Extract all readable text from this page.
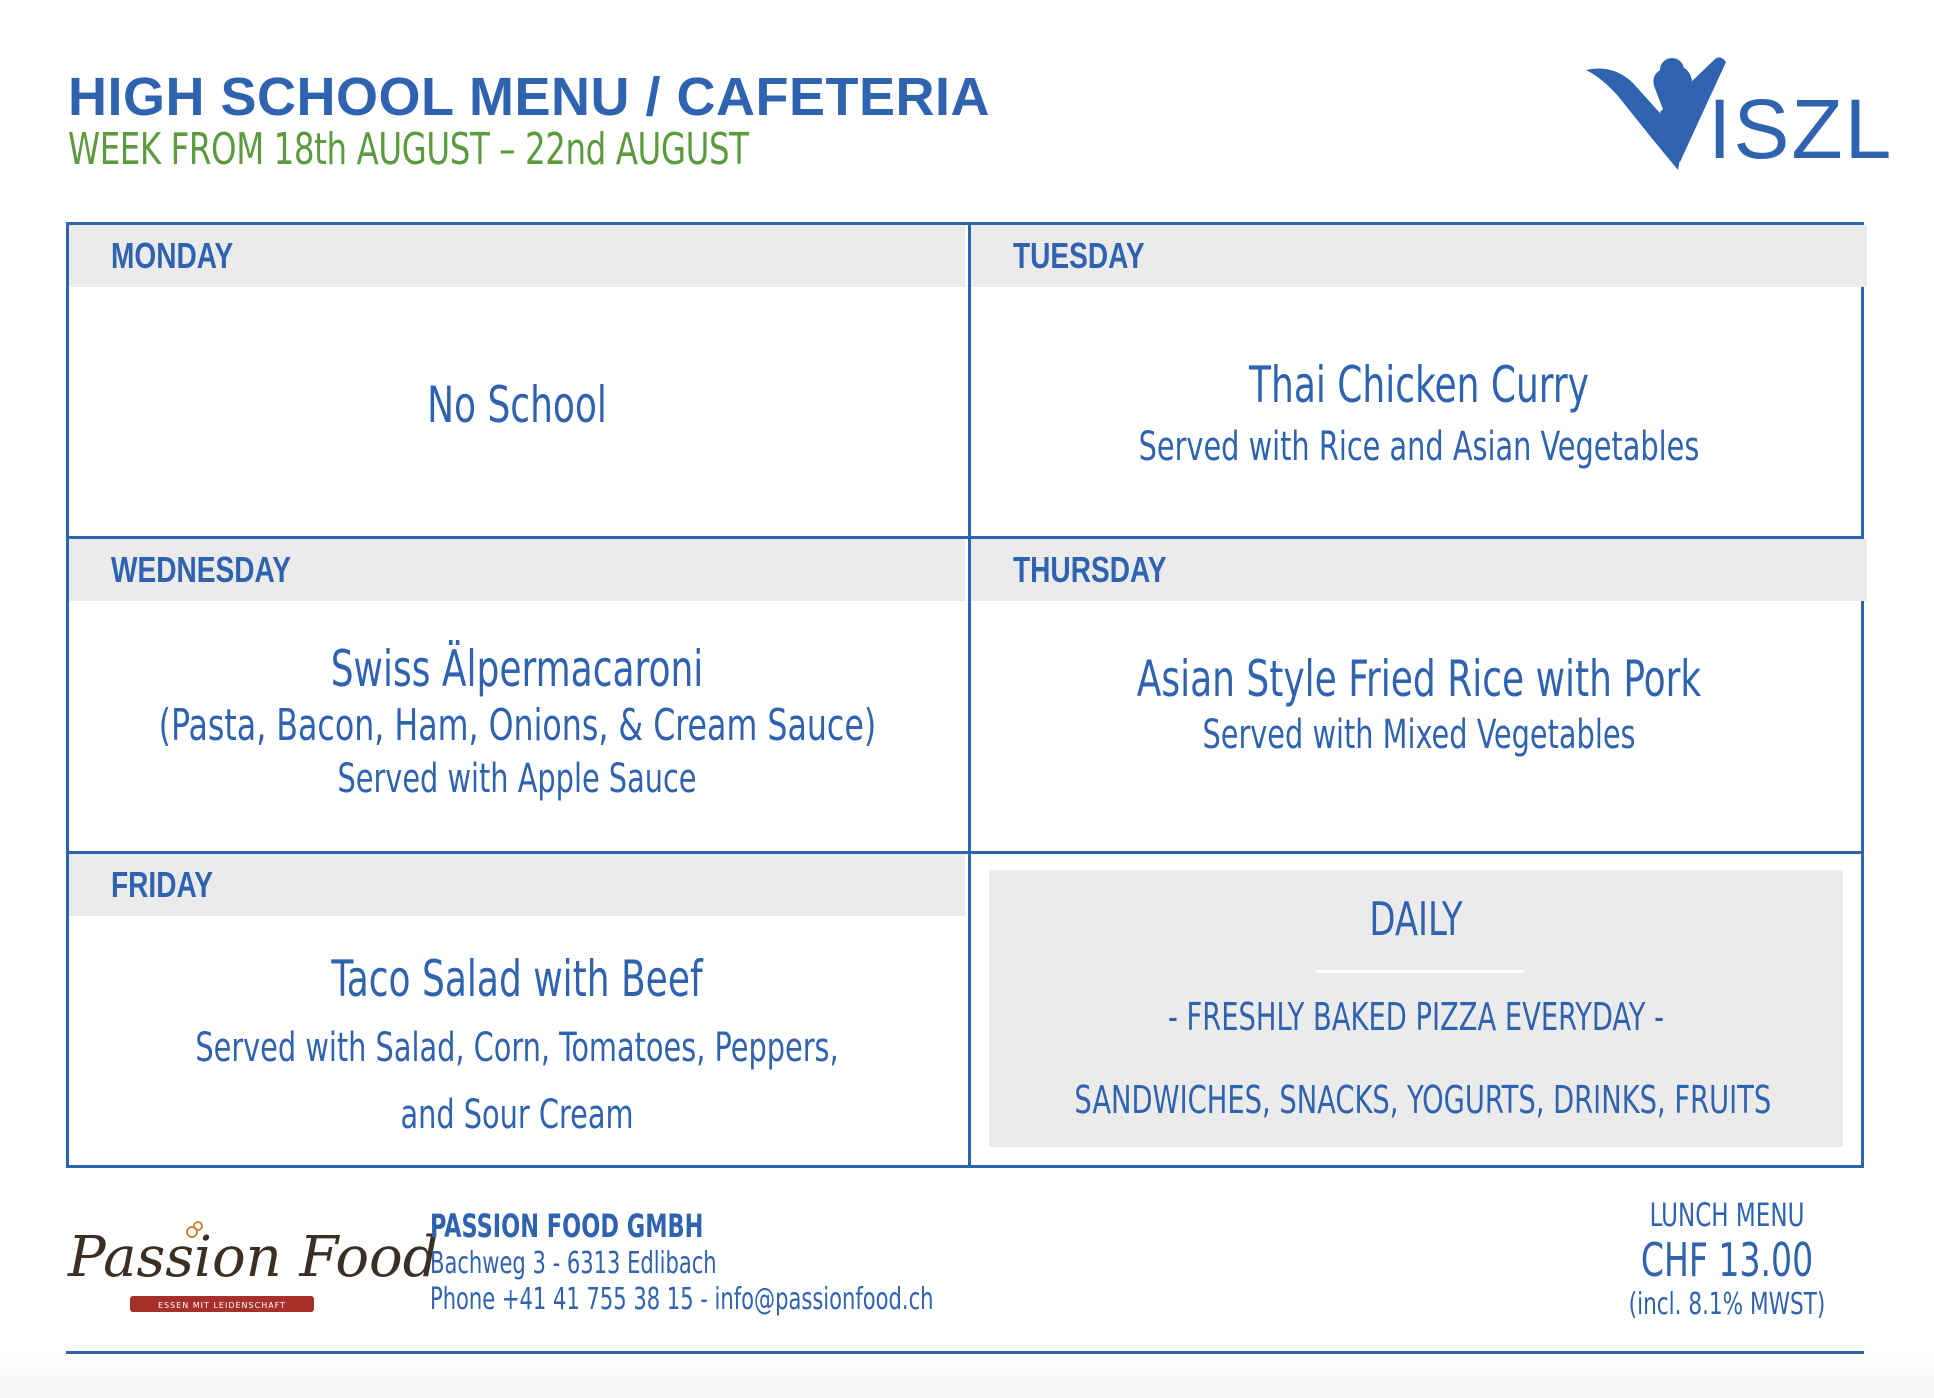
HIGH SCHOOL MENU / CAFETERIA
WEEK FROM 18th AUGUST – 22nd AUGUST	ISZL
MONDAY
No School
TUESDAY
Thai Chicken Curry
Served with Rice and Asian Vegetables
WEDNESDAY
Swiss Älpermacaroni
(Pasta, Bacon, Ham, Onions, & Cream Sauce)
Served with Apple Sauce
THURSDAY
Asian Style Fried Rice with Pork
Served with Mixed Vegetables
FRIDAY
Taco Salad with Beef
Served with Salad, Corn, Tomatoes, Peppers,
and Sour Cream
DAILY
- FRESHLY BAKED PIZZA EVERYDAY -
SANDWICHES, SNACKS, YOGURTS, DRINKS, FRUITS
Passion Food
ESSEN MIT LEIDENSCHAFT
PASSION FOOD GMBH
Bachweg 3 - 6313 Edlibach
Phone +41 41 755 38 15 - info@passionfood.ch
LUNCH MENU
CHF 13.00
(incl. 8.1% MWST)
--
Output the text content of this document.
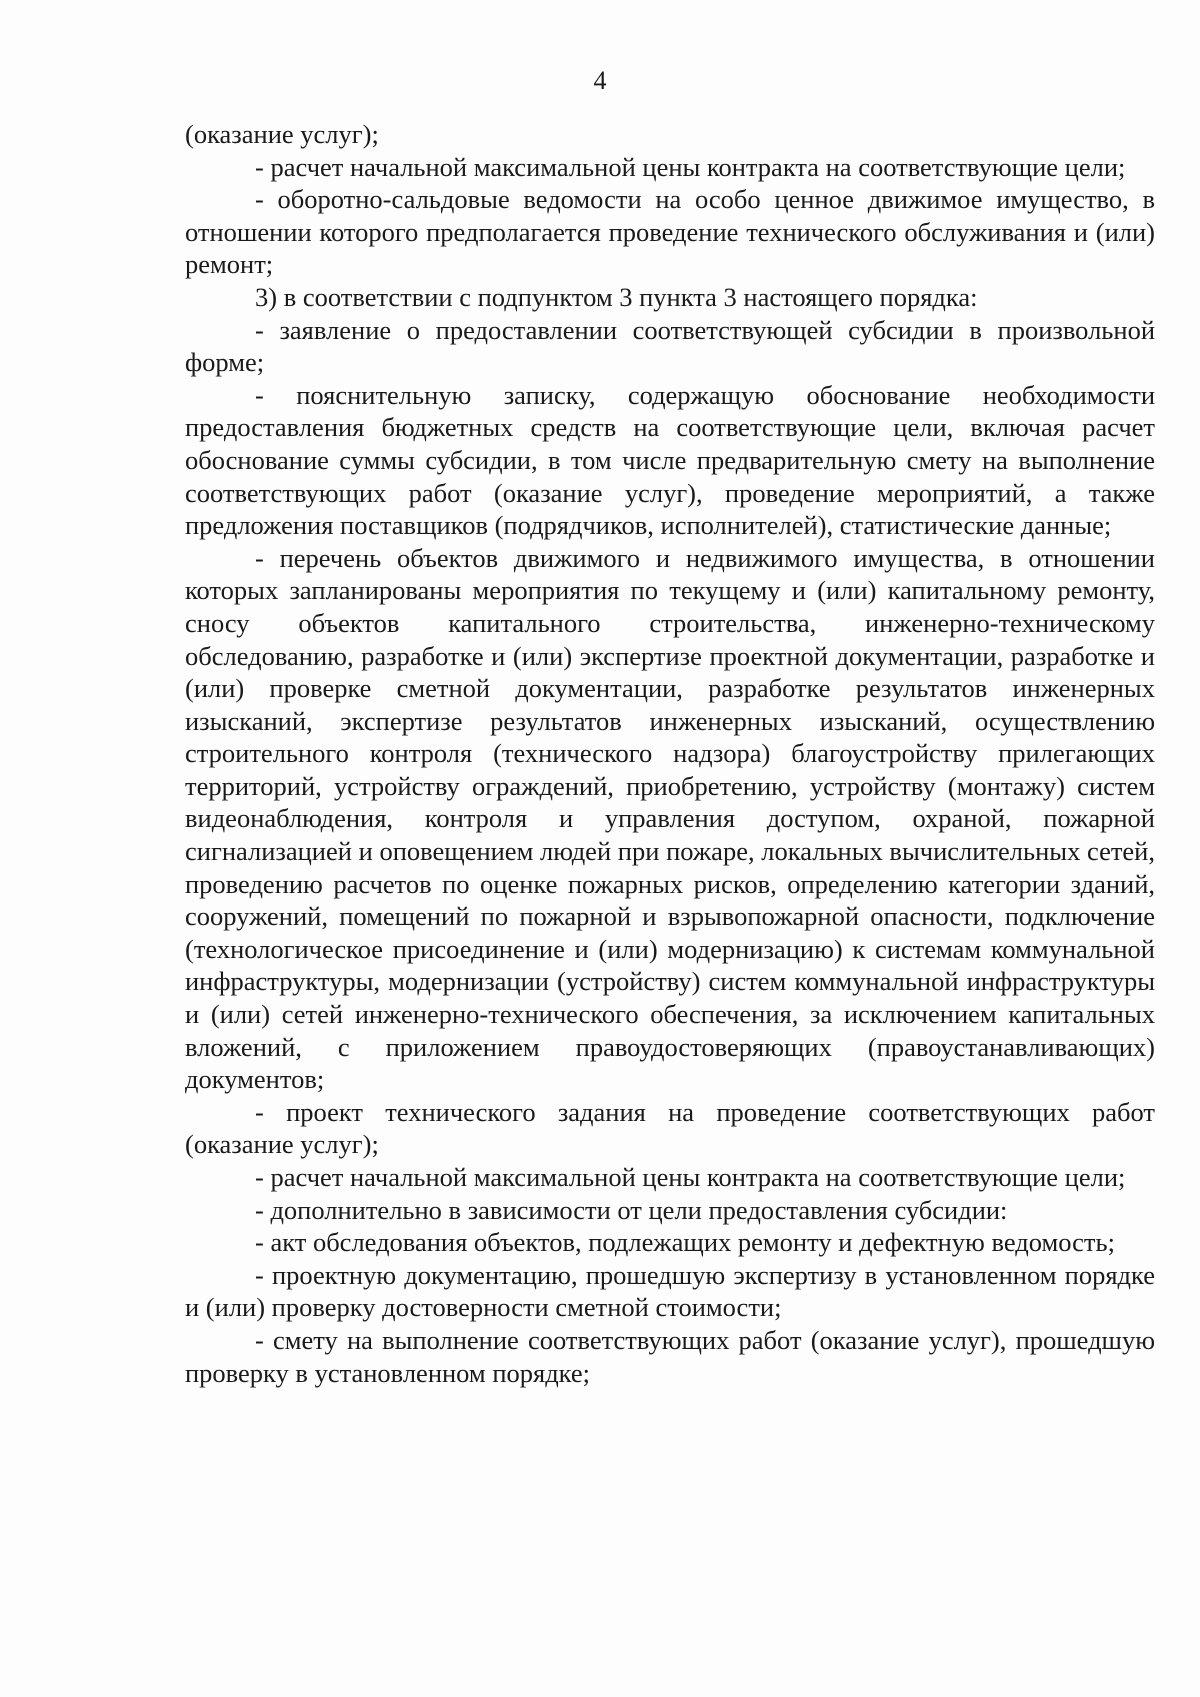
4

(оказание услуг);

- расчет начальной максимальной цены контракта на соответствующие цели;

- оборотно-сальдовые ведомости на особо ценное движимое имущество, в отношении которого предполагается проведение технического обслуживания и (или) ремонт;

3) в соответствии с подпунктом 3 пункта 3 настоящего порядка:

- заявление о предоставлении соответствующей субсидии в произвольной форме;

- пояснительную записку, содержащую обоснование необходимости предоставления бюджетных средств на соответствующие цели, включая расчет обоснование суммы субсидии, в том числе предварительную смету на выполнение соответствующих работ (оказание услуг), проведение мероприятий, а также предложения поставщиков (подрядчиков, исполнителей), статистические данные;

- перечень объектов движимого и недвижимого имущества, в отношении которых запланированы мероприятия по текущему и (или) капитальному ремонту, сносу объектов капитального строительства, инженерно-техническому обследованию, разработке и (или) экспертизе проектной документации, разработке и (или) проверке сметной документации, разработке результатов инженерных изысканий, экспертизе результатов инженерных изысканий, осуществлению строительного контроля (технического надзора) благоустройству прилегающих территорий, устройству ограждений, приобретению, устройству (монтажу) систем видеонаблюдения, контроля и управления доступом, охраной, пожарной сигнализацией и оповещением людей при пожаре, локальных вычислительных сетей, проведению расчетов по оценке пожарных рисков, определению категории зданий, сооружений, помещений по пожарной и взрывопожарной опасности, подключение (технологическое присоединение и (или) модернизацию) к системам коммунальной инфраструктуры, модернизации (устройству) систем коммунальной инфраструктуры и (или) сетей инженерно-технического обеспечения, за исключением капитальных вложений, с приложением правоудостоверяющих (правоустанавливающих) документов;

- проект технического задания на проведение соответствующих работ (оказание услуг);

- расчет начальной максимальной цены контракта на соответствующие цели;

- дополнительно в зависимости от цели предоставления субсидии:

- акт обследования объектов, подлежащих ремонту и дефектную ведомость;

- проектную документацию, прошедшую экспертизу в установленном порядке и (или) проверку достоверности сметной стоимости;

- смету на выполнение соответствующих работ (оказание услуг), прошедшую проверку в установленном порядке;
---
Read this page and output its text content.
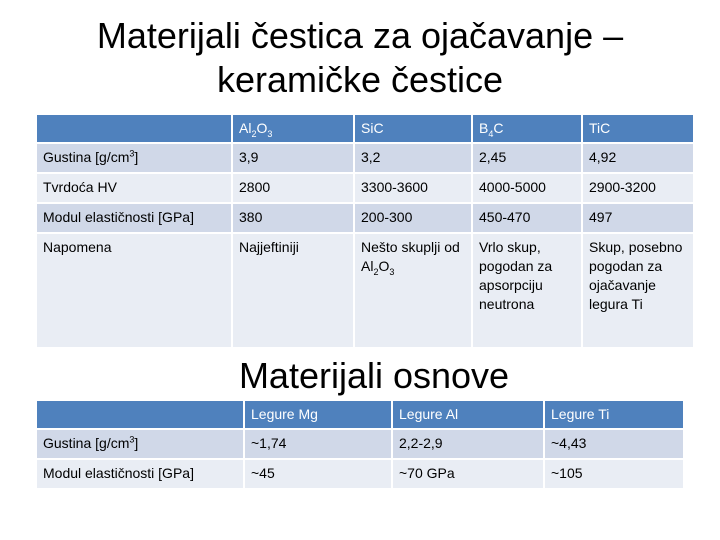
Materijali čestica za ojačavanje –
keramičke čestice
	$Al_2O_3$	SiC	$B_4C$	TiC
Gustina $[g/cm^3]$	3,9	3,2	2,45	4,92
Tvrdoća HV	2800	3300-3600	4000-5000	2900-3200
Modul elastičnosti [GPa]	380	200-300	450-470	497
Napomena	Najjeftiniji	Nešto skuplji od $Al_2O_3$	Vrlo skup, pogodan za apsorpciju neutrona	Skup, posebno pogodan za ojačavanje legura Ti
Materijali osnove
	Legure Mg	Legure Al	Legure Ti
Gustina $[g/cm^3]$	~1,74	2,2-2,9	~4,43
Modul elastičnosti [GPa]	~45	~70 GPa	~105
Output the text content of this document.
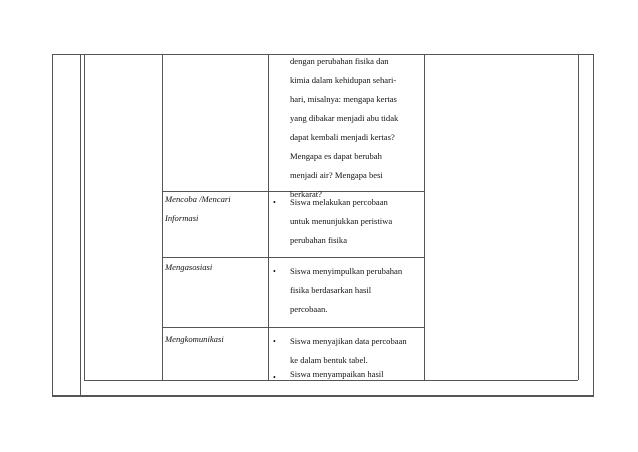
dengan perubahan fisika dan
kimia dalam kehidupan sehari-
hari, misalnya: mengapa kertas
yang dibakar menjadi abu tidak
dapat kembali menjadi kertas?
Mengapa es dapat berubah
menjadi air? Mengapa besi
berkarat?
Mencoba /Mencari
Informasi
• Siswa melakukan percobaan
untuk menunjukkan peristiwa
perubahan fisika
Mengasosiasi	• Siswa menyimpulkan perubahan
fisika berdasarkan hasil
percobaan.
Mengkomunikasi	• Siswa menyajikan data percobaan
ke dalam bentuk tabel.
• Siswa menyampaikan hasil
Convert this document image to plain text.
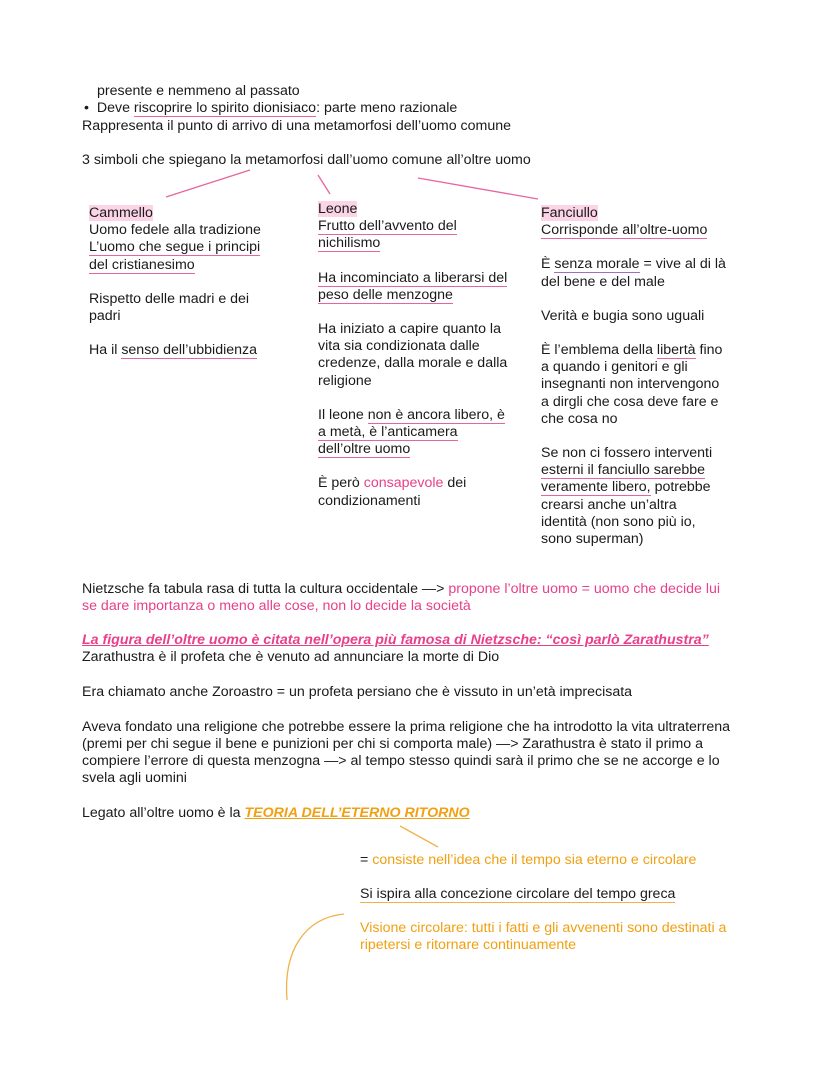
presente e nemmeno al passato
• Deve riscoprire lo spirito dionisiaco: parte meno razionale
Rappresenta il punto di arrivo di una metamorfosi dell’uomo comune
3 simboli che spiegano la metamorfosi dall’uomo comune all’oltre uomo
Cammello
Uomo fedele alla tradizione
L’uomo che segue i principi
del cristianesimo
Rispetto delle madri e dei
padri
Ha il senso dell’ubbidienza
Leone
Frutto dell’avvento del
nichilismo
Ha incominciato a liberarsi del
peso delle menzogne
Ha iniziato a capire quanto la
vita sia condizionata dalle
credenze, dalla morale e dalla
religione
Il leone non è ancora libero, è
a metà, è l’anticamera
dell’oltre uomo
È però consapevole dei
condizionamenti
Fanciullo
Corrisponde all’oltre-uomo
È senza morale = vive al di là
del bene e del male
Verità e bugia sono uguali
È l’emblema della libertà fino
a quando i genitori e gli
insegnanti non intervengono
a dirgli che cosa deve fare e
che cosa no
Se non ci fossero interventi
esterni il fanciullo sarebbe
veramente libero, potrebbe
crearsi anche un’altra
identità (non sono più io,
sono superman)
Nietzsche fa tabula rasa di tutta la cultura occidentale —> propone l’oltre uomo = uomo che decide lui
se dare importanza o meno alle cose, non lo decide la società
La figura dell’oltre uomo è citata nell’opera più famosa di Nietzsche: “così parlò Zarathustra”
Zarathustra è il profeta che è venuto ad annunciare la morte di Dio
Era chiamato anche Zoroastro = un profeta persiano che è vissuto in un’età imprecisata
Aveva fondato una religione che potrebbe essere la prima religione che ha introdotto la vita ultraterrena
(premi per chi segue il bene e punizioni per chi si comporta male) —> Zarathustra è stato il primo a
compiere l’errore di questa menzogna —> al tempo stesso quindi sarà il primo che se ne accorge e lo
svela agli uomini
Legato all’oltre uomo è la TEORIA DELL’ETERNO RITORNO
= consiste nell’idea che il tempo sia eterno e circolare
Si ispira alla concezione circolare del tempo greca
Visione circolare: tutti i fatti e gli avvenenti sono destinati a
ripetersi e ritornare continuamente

* **Short problem**
Working from the material above, state how many lines contain "порядке"; give only the number.

* **Answer for the task**
2